* _REQUIRED WORK_: Copy the records below word for word, leaving out the pictures.

┌─ DATA PROVIDED

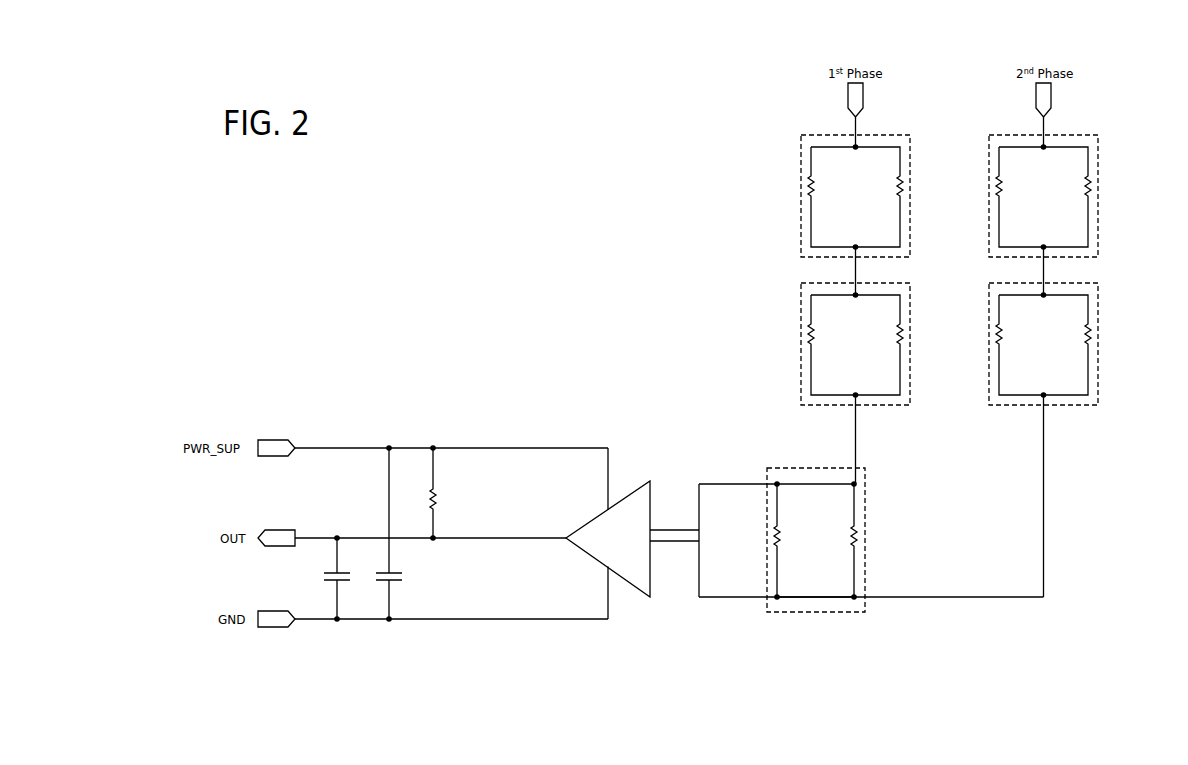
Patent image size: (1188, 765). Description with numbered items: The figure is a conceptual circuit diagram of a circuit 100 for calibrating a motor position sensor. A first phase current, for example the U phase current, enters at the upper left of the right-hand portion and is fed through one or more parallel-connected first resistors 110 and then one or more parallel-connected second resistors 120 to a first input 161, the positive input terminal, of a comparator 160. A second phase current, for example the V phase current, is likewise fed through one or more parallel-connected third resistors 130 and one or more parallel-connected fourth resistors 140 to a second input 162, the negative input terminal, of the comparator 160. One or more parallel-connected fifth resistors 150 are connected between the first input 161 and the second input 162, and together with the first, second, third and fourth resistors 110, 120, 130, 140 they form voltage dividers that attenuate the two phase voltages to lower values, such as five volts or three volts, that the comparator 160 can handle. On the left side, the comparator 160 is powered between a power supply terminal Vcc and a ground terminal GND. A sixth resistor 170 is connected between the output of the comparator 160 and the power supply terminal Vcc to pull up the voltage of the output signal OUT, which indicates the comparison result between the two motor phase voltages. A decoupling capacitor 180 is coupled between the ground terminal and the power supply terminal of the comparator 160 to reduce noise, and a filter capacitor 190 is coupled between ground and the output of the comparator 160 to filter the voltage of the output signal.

The circuit 100 is at (280, 325).
The first resistors 110 is at (800, 202).
The second resistors 120 is at (800, 338).
The third resistors 130 is at (1098, 193).
The fourth resistors 140 is at (1098, 337).
The fifth resistors 150 is at (866, 512).
The comparator 160 is at (638, 490).
The first input 161 is at (674, 522).
The second input 162 is at (674, 551).
The sixth resistor 170 is at (444, 494).
The decoupling capacitor 180 is at (404, 578).
The filter capacitor 190 is at (322, 576).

└─

* _SOLUTION TO THE PROBLEM_:
Patent image size: (1188, 765). Description with numbered items: The figure is a conceptual circuit diagram of a circuit 100 for calibrating a motor position sensor. A first phase current, for example the U phase current, enters at the upper left of the right-hand portion and is fed through one or more parallel-connected first resistors 110 and then one or more parallel-connected second resistors 120 to a first input 161, the positive input terminal, of a comparator 160. A second phase current, for example the V phase current, is likewise fed through one or more parallel-connected third resistors 130 and one or more parallel-connected fourth resistors 140 to a second input 162, the negative input terminal, of the comparator 160. One or more parallel-connected fifth resistors 150 are connected between the first input 161 and the second input 162, and together with the first, second, third and fourth resistors 110, 120, 130, 140 they form voltage dividers that attenuate the two phase voltages to lower values, such as five volts or three volts, that the comparator 160 can handle. On the left side, the comparator 160 is powered between a power supply terminal Vcc and a ground terminal GND. A sixth resistor 170 is connected between the output of the comparator 160 and the power supply terminal Vcc to pull up the voltage of the output signal OUT, which indicates the comparison result between the two motor phase voltages. A decoupling capacitor 180 is coupled between the ground terminal and the power supply terminal of the comparator 160 to reduce noise, and a filter capacitor 190 is coupled between ground and the output of the comparator 160 to filter the voltage of the output signal.

The circuit 100 is at (280, 325).
The first resistors 110 is at (800, 202).
The second resistors 120 is at (800, 338).
The third resistors 130 is at (1098, 193).
The fourth resistors 140 is at (1098, 337).
The fifth resistors 150 is at (866, 512).
The comparator 160 is at (638, 490).
The first input 161 is at (674, 522).
The second input 162 is at (674, 551).
The sixth resistor 170 is at (444, 494).
The decoupling capacitor 180 is at (404, 578).
The filter capacitor 190 is at (322, 576).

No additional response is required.